• **Directive**: Your task is to copy every line of the entries that contains "Combined".

• **Provided entries**:

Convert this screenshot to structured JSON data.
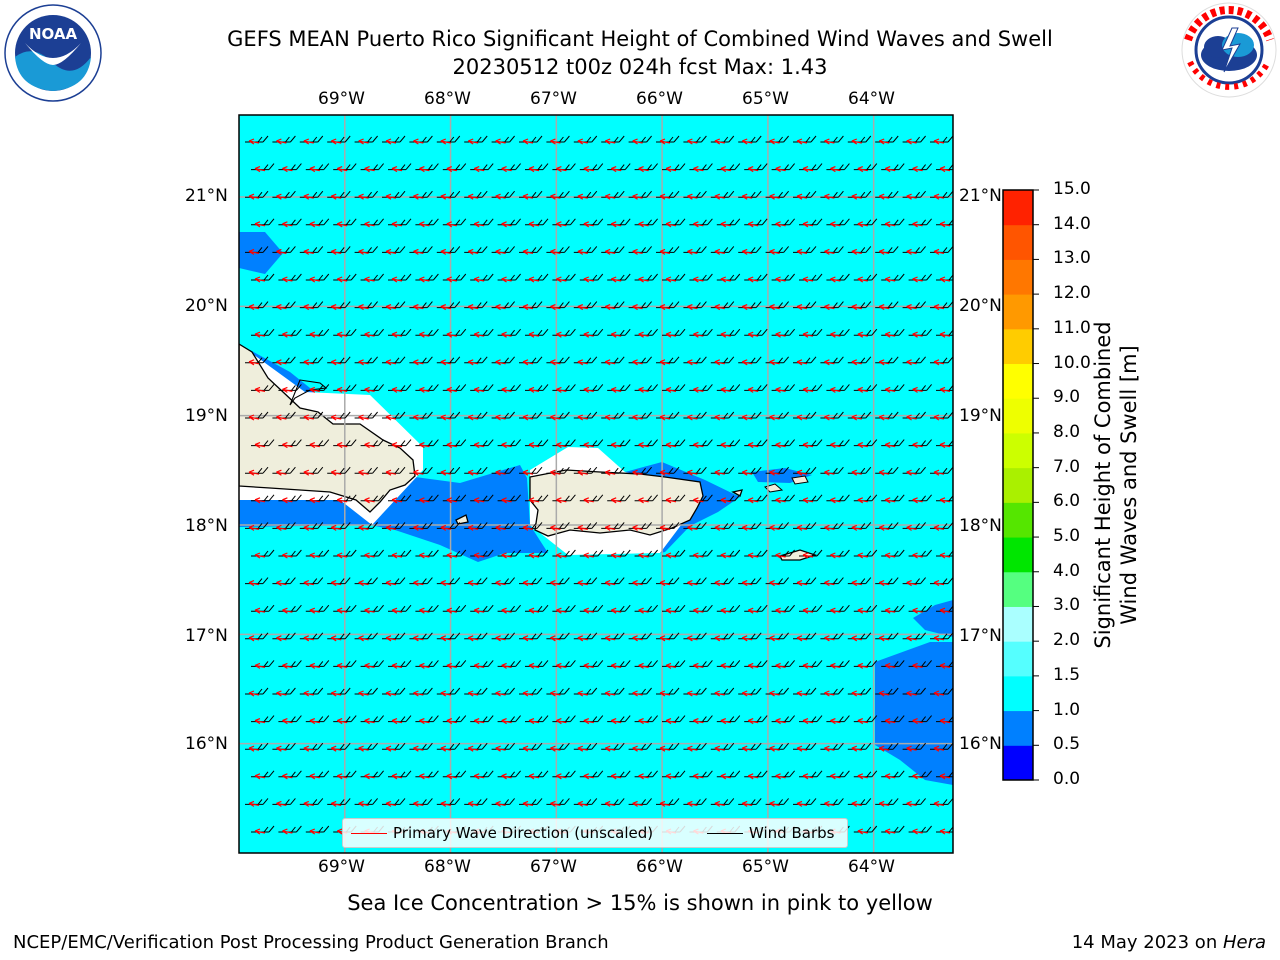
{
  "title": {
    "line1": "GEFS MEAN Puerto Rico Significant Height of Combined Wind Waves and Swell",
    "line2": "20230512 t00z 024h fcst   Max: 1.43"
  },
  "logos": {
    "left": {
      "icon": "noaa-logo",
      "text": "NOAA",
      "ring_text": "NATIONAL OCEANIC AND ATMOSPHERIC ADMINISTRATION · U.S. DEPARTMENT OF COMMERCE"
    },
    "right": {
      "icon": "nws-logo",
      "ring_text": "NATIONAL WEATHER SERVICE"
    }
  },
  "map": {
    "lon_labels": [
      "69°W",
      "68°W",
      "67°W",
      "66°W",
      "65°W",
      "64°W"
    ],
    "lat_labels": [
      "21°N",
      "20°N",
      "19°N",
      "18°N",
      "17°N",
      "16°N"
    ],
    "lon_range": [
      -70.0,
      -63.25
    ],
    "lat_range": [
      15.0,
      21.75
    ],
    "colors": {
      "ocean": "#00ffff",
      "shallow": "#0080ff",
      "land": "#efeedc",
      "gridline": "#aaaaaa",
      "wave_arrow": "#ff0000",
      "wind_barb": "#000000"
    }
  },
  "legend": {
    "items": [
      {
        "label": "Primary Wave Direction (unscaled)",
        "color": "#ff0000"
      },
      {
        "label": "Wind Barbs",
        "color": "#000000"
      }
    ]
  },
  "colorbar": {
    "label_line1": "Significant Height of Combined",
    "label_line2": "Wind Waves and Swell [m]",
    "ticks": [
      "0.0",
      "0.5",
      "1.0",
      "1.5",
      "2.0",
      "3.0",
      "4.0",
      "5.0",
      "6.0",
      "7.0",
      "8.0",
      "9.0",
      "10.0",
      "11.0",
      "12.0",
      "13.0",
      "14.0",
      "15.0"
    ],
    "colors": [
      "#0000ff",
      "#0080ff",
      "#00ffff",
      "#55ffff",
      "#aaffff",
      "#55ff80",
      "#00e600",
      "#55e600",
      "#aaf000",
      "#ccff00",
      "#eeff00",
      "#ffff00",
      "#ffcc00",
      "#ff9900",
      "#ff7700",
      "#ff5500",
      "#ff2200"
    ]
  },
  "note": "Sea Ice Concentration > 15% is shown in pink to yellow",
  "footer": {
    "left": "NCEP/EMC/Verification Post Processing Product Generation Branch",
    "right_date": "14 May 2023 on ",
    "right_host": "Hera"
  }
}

---

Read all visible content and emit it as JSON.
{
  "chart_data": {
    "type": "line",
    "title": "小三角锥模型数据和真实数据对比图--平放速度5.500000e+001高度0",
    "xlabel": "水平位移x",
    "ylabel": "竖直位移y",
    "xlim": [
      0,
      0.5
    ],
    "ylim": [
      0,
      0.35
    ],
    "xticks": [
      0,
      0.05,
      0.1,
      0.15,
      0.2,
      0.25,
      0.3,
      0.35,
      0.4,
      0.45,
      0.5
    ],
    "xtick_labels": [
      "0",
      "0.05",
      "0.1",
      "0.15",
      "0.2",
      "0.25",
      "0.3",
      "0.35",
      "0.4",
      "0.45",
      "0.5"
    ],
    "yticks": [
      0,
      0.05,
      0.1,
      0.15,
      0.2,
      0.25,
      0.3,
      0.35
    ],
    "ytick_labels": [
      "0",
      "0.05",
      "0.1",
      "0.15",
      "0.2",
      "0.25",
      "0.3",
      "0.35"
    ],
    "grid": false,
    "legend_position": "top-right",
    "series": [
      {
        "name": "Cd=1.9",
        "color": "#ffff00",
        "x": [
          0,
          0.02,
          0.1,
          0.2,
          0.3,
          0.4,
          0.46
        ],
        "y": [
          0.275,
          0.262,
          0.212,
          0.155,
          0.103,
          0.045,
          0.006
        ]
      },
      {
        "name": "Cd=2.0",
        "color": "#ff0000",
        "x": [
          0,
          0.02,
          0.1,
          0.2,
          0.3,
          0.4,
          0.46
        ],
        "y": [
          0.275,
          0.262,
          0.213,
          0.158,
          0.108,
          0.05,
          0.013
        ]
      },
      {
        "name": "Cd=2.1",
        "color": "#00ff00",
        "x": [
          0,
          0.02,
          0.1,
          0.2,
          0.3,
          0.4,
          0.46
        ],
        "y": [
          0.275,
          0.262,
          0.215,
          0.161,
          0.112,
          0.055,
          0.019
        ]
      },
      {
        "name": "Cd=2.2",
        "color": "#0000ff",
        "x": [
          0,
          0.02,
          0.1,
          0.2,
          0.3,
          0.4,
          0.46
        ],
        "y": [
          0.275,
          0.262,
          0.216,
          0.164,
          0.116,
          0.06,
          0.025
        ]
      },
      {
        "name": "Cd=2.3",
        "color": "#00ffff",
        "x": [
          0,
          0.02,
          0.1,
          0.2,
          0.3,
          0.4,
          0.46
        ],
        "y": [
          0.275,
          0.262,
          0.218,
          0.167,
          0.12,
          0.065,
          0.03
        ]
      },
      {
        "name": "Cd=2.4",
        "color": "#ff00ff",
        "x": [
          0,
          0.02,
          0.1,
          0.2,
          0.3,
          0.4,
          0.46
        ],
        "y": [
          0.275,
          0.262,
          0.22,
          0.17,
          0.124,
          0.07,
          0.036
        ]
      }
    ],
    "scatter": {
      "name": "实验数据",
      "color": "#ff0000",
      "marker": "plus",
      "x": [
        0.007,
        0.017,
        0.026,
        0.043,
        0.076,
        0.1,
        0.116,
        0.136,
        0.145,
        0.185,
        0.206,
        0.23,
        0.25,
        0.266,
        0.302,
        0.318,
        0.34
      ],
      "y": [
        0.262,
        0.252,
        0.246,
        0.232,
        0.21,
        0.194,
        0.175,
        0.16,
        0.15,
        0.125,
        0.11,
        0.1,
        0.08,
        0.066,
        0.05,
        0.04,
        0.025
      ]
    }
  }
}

• **Correct response**:
    "line1": "GEFS MEAN Puerto Rico Significant Height of Combined Wind Waves and Swell",
    "label_line1": "Significant Height of Combined",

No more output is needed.